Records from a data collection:
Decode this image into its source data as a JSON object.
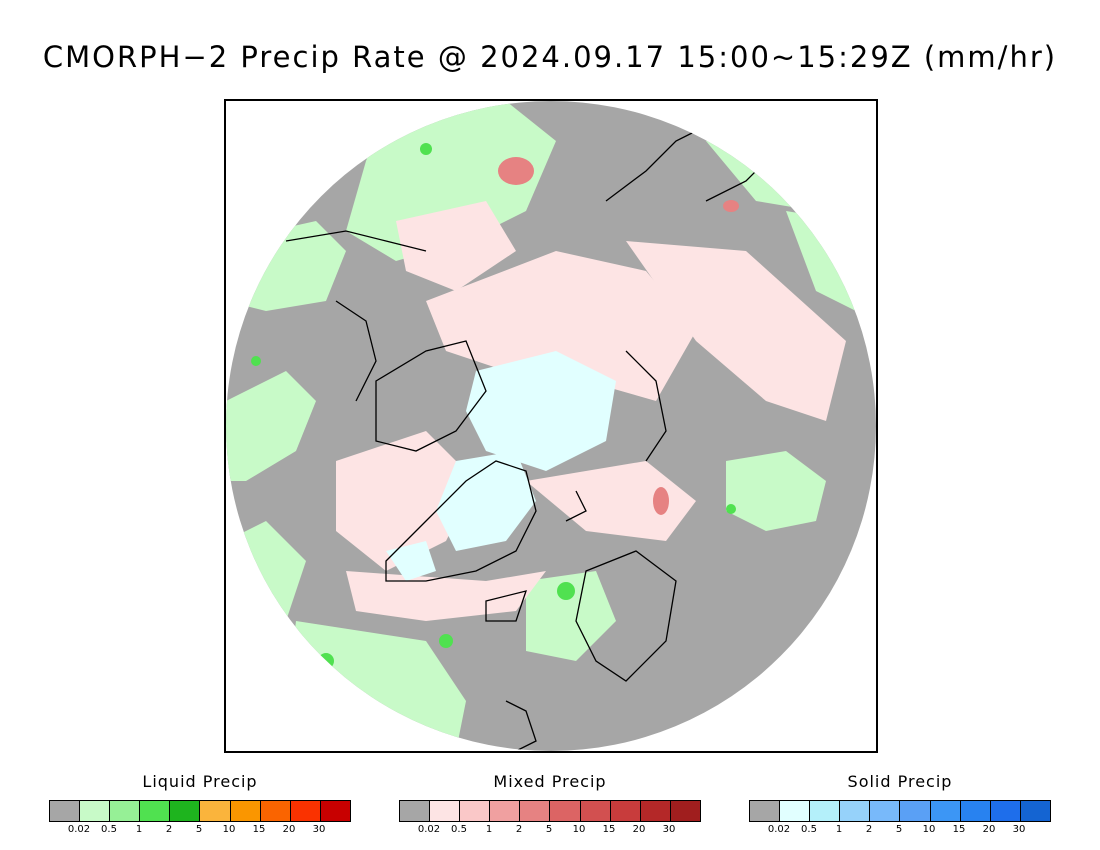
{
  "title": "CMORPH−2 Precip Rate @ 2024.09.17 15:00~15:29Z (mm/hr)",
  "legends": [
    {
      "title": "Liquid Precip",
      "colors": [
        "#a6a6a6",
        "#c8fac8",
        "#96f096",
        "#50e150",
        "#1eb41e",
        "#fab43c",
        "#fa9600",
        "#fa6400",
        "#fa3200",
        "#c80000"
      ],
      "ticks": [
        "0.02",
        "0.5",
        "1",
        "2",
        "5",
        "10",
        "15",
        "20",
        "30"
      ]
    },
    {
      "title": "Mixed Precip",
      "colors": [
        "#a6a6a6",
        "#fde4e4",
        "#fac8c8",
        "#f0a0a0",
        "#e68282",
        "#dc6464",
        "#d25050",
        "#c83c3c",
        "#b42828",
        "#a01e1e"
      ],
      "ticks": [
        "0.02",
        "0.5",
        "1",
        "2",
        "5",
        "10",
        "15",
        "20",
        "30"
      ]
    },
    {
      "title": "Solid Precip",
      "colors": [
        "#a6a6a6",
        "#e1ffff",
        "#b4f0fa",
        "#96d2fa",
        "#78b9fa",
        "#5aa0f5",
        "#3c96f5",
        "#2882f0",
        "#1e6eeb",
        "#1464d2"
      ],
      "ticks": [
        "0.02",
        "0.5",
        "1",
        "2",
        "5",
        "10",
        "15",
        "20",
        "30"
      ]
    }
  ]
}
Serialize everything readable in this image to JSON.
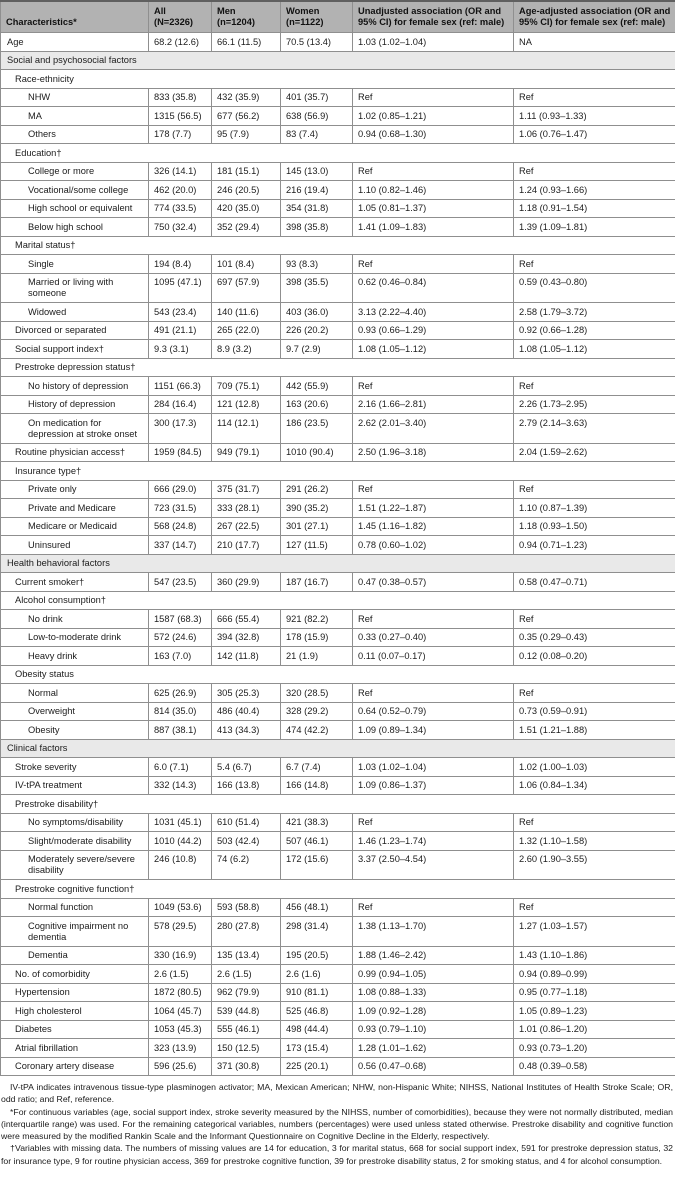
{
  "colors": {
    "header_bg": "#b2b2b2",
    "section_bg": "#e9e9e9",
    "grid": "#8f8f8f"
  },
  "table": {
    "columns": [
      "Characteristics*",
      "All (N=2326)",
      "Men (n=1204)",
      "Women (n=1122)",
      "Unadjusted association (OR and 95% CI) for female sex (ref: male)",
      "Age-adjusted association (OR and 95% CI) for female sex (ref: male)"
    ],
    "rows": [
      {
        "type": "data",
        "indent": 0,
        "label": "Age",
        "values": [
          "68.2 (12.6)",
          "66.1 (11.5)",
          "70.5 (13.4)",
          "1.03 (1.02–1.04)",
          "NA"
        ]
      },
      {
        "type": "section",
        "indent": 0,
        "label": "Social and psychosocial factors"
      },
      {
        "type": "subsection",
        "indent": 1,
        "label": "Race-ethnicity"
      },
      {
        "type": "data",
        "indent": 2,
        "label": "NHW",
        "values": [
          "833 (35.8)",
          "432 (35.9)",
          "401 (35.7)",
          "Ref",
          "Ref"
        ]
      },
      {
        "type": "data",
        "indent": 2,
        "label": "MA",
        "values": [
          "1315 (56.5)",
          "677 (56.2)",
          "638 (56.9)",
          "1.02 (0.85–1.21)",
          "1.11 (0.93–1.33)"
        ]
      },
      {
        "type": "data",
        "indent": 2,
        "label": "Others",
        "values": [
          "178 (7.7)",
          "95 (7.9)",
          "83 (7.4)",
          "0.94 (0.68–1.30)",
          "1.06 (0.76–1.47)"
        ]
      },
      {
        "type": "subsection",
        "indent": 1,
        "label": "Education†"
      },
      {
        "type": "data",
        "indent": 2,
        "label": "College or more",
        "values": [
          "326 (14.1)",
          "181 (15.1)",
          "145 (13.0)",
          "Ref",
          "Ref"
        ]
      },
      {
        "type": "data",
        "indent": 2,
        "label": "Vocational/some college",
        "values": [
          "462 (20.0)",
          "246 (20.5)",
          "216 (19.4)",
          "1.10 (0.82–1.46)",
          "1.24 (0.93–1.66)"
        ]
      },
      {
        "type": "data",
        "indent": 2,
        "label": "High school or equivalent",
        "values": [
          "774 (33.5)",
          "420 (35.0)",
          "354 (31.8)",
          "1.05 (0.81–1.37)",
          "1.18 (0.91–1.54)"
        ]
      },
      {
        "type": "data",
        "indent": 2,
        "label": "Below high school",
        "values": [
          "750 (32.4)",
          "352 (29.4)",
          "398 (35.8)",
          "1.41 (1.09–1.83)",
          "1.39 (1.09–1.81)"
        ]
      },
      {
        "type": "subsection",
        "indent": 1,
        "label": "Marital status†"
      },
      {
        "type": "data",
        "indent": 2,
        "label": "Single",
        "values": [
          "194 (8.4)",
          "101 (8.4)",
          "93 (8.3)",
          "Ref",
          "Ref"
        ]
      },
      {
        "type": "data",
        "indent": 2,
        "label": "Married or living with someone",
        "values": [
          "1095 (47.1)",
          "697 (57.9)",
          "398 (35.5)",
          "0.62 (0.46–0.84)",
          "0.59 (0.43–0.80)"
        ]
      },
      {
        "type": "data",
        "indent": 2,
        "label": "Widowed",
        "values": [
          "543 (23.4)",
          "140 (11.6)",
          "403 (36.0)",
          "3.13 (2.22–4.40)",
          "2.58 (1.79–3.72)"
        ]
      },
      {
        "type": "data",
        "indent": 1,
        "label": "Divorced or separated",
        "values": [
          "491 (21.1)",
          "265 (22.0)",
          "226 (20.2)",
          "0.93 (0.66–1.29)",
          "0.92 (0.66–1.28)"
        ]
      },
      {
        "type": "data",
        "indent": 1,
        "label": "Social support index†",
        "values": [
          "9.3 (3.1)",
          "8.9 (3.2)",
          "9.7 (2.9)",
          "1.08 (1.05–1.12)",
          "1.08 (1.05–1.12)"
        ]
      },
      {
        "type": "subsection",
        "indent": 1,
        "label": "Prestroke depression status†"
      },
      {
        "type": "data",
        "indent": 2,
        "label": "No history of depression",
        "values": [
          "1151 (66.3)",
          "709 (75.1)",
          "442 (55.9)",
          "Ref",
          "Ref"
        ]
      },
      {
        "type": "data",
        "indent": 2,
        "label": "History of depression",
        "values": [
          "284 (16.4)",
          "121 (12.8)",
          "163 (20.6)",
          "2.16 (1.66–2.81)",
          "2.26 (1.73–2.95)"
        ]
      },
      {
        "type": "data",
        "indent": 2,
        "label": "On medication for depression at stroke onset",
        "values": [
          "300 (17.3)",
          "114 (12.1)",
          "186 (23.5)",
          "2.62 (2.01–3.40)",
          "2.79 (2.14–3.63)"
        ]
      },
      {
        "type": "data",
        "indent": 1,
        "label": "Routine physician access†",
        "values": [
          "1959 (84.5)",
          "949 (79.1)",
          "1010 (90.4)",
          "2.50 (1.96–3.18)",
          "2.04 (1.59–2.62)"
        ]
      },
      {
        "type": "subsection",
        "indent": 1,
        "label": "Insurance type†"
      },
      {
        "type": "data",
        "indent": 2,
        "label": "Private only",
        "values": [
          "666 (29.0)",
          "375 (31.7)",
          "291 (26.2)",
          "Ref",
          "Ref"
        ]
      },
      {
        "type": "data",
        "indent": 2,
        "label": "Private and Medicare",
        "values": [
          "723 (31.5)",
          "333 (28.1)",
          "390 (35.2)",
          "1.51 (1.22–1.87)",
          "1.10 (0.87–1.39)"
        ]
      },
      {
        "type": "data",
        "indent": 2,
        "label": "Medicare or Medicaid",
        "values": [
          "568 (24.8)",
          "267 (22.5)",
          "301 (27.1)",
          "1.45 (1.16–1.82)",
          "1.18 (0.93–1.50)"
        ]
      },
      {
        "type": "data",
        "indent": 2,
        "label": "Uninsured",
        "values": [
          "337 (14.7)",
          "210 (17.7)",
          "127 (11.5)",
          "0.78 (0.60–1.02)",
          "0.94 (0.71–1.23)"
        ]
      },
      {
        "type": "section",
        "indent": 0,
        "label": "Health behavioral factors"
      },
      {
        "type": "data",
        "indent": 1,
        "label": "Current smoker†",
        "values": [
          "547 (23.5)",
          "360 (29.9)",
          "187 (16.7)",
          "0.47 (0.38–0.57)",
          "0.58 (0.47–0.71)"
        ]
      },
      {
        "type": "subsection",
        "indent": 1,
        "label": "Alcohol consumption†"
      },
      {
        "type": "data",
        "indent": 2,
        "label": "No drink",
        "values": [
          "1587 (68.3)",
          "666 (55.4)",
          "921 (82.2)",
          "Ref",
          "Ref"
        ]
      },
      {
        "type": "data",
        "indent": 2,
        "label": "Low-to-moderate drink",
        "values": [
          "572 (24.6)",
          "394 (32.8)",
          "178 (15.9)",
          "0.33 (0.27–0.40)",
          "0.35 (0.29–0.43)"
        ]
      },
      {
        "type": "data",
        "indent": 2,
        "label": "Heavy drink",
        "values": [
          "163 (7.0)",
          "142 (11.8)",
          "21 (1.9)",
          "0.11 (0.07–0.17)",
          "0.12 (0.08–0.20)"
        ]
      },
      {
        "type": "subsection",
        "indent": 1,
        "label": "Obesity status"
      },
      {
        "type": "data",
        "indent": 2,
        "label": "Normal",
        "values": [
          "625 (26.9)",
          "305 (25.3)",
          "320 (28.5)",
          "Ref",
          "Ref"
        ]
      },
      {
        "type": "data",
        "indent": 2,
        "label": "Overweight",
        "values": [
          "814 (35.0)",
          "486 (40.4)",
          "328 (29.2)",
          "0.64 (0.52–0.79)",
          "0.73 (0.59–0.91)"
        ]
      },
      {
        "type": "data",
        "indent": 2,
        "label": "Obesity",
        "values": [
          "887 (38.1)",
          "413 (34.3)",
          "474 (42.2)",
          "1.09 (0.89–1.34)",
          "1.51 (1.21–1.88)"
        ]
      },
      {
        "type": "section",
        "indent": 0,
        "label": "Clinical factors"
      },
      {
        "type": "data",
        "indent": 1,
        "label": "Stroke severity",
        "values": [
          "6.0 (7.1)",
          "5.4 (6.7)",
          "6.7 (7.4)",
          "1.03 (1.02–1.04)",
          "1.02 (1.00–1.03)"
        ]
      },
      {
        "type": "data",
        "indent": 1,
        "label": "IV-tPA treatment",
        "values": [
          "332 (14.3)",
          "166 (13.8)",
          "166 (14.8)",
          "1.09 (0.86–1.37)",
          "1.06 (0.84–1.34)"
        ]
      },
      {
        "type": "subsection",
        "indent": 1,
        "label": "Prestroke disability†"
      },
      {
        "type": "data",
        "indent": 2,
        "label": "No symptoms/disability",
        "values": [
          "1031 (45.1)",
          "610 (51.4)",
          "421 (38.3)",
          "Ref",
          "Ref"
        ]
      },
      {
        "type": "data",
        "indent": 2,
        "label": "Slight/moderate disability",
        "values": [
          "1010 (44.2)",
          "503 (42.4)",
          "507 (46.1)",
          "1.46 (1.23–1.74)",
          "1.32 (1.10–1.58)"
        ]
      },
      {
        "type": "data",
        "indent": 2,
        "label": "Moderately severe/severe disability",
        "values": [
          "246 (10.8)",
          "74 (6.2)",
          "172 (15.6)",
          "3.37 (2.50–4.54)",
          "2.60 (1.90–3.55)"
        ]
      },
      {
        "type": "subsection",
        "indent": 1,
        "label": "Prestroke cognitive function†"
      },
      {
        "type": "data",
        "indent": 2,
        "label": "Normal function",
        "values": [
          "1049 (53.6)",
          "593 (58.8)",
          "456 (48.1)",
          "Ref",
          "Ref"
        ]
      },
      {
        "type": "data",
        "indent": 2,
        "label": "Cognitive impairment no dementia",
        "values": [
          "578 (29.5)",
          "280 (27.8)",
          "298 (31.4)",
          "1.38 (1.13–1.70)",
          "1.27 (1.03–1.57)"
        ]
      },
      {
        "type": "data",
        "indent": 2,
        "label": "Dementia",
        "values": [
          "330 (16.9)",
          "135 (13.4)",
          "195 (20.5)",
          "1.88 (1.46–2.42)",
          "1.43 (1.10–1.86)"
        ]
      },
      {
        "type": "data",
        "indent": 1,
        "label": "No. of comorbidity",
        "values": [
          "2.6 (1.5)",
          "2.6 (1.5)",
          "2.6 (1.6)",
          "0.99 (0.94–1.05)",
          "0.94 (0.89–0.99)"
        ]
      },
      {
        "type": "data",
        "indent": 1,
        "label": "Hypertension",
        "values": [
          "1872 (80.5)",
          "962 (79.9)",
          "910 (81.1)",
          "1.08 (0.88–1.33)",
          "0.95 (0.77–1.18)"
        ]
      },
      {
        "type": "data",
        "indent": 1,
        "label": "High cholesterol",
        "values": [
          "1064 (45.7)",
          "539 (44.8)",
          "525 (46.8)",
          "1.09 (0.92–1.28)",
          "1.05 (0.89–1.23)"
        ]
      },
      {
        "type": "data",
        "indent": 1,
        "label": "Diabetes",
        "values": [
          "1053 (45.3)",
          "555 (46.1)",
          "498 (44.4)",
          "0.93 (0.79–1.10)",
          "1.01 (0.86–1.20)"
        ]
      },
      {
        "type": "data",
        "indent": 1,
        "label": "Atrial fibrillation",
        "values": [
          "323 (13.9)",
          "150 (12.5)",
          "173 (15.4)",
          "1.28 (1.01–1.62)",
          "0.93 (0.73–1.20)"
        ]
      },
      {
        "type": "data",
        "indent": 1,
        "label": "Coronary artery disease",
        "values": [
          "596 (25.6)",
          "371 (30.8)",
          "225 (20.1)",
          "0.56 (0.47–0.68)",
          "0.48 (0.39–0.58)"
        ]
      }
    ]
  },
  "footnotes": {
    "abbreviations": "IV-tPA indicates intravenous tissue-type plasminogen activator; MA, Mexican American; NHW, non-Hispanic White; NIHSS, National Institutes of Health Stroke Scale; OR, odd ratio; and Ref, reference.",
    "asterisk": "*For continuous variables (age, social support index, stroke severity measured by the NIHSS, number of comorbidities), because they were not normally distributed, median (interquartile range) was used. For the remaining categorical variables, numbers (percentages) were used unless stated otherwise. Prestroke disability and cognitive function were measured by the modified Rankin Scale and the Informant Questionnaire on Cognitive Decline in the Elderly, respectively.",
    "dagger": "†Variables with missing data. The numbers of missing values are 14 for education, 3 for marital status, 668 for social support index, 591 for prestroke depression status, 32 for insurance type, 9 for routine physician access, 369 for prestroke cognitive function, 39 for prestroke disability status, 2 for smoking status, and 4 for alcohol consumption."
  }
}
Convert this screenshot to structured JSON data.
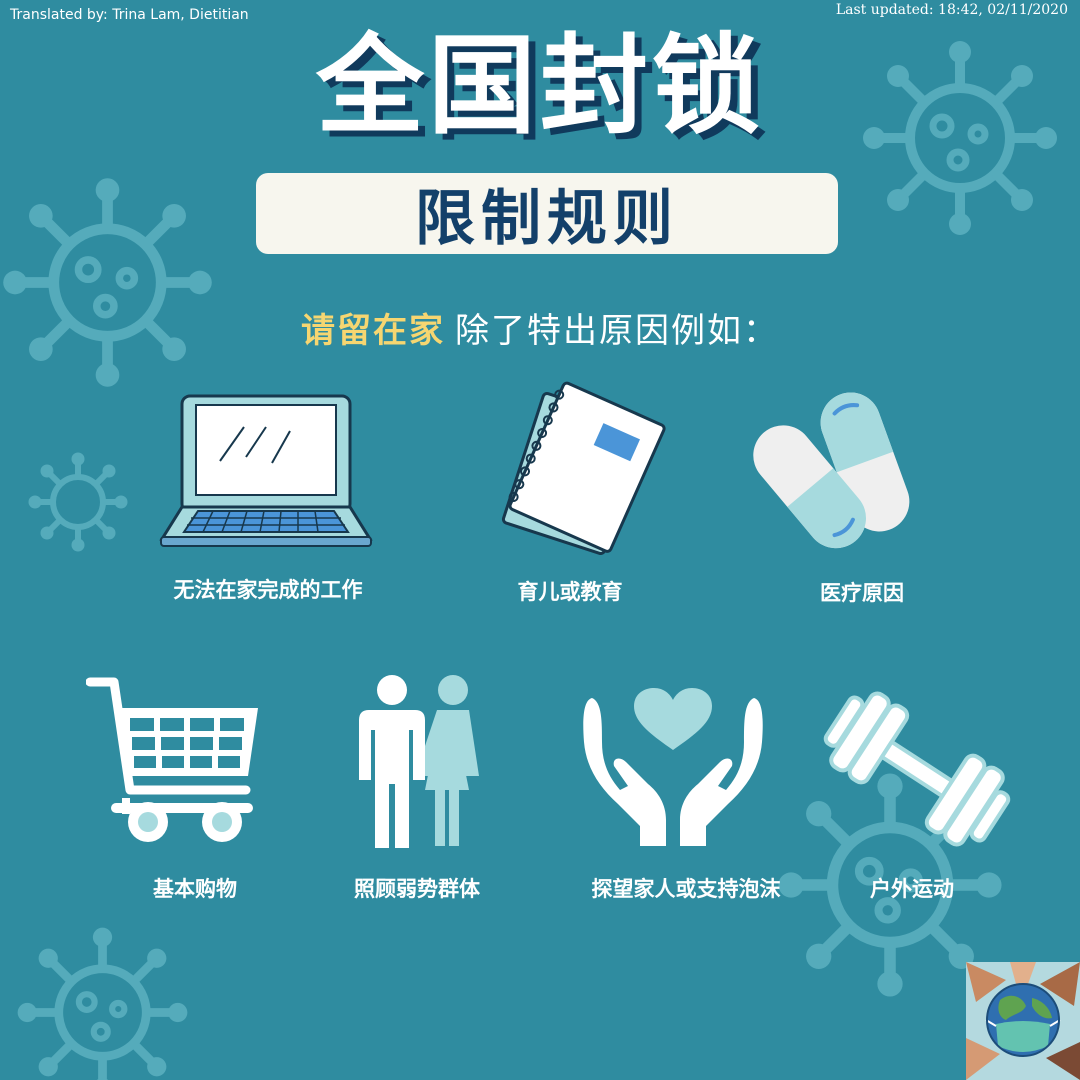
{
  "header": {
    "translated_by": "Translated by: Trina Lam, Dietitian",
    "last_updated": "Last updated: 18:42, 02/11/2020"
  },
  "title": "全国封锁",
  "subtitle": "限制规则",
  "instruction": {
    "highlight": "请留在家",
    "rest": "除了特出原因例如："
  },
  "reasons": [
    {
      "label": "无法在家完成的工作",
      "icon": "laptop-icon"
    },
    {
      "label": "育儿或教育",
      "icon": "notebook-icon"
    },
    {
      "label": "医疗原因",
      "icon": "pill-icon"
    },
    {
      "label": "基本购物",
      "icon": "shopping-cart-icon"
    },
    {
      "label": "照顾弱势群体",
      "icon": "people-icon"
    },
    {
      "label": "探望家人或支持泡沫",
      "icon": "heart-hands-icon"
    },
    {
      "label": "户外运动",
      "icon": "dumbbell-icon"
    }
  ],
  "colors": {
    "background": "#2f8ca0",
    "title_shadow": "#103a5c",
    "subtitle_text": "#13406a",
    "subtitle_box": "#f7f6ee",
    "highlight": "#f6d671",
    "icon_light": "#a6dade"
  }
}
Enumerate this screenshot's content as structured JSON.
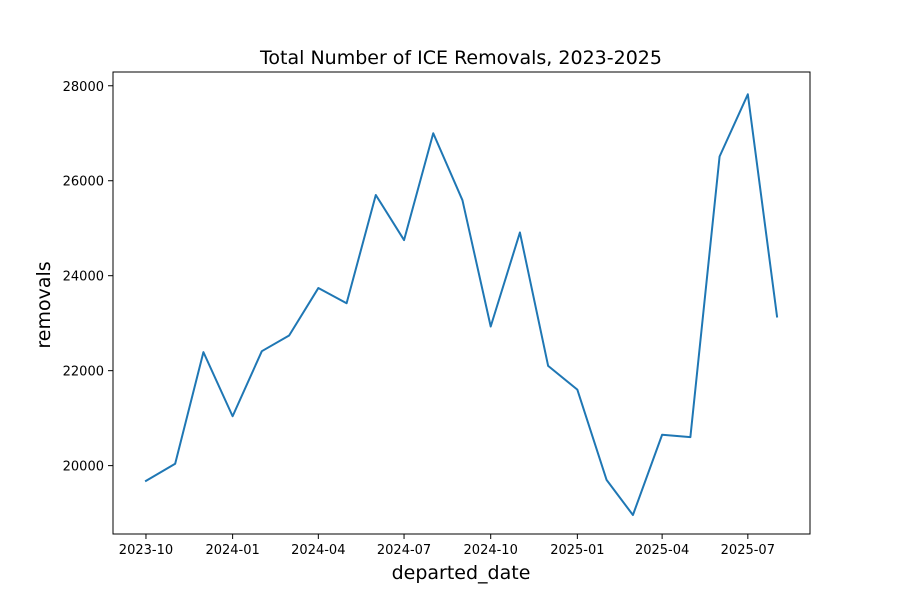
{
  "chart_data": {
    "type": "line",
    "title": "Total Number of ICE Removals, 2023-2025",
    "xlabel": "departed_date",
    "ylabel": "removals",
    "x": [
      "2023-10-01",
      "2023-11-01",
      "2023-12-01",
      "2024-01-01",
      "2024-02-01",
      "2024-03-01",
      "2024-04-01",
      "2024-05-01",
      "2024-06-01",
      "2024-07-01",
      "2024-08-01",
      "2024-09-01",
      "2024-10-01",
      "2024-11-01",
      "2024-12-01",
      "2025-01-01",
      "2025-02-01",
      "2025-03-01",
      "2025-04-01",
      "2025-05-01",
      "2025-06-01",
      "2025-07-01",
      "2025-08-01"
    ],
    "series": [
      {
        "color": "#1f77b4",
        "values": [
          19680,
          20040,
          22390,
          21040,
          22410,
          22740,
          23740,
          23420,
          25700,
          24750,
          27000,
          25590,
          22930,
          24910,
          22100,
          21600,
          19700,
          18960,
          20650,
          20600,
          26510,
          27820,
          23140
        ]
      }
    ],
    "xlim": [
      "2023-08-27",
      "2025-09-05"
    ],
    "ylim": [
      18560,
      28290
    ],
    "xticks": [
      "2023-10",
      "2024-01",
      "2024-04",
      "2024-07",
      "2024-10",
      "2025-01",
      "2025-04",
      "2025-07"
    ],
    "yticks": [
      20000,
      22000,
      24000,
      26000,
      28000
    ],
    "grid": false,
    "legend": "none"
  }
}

Requirement: Look through the listing above. Pick out each line with "Obesity" and copy it.

Exercise answer:
        "label": "Obesity status"
        "label": "Obesity",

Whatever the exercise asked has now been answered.